BEGIN Exercise input

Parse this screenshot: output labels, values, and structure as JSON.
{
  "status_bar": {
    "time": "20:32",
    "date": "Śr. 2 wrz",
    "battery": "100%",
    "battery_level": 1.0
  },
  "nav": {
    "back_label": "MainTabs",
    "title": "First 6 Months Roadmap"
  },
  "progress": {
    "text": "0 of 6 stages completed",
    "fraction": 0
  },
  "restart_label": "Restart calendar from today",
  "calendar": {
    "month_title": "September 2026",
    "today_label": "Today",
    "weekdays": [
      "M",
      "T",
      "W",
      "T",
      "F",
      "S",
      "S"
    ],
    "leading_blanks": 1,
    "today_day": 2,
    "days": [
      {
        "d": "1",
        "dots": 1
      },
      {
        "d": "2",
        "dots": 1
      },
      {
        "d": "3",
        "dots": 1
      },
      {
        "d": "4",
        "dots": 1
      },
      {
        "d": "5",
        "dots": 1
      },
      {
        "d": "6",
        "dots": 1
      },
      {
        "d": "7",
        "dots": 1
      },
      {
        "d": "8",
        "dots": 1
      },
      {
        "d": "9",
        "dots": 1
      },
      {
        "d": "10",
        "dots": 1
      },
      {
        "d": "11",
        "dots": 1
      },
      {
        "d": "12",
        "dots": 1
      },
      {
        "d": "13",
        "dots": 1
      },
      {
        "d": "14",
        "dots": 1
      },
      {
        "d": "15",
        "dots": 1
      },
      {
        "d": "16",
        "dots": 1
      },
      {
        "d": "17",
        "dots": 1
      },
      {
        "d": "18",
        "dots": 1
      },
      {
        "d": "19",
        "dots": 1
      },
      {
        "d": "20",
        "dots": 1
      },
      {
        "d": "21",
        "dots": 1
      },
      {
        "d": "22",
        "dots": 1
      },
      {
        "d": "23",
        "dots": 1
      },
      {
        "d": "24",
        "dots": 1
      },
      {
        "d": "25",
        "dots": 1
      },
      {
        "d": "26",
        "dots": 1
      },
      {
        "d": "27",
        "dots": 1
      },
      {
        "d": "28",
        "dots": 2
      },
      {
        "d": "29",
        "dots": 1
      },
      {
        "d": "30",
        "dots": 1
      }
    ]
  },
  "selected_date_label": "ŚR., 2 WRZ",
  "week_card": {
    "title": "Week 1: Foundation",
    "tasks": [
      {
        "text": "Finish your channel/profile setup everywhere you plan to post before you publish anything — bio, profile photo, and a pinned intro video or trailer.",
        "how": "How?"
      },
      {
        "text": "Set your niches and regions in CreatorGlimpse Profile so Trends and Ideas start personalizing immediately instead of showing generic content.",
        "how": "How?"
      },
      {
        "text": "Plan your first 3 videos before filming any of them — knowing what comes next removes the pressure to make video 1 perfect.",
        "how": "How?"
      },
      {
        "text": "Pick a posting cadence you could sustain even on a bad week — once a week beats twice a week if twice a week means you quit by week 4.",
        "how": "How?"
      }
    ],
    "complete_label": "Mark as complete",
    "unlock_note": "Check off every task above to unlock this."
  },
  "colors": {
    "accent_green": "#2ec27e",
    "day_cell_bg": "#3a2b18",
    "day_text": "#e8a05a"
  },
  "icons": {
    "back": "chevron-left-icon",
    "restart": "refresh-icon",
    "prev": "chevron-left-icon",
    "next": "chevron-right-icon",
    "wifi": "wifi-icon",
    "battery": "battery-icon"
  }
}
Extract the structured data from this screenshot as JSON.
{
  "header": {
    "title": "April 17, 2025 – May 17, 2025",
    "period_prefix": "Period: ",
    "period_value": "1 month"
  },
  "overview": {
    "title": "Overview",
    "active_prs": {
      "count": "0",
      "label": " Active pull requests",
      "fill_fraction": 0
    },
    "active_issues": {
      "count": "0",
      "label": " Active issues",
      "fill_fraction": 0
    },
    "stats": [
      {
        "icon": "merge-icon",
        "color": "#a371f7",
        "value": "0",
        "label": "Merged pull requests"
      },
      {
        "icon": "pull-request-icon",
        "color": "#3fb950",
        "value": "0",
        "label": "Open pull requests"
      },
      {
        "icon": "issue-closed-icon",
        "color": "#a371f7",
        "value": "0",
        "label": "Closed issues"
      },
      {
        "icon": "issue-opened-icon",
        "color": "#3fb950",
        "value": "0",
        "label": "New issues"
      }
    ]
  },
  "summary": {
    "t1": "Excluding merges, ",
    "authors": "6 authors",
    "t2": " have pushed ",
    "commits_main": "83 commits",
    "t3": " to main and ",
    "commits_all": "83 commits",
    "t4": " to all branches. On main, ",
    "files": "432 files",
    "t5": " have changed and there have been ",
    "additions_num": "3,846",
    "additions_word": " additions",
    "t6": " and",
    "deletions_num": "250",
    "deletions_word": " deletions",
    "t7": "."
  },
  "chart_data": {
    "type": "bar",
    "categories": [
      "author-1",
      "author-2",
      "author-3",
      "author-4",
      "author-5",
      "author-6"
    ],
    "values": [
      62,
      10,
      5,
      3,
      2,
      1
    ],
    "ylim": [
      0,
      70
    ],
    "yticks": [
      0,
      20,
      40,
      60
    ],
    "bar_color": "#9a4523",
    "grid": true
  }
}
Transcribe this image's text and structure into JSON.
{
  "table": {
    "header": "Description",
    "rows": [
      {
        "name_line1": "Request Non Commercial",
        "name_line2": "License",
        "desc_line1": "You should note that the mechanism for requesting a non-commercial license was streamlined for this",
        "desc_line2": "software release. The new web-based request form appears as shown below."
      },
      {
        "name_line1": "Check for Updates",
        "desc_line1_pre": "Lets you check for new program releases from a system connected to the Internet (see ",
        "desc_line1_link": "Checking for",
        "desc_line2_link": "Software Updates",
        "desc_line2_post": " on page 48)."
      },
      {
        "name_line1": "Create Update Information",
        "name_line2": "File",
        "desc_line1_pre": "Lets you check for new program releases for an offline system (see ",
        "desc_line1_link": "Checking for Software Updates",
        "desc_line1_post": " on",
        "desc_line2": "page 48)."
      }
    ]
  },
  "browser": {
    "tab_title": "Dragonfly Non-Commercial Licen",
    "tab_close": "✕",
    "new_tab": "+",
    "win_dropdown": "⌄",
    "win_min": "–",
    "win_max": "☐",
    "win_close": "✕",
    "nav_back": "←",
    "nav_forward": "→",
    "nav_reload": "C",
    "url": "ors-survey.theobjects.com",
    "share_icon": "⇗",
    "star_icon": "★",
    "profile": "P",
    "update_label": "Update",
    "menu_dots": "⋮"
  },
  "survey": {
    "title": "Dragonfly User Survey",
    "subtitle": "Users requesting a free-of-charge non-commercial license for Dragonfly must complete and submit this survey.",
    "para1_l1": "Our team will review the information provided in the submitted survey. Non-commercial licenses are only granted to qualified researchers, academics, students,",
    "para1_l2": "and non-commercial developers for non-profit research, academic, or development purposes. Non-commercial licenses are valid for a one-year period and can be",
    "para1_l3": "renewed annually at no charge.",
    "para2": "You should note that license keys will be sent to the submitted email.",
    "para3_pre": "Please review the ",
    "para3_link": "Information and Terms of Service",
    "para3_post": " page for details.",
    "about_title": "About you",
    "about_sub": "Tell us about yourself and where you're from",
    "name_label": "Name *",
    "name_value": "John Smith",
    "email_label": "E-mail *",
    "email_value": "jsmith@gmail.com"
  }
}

END Exercise input

Given instruction: Search the entries for the word "JSON" and gather every line where it appears.

Answer to this task:
Parse this screenshot: output labels, values, and structure as JSON.
Extract the structured data from this screenshot as JSON.
Transcribe this image's text and structure into JSON.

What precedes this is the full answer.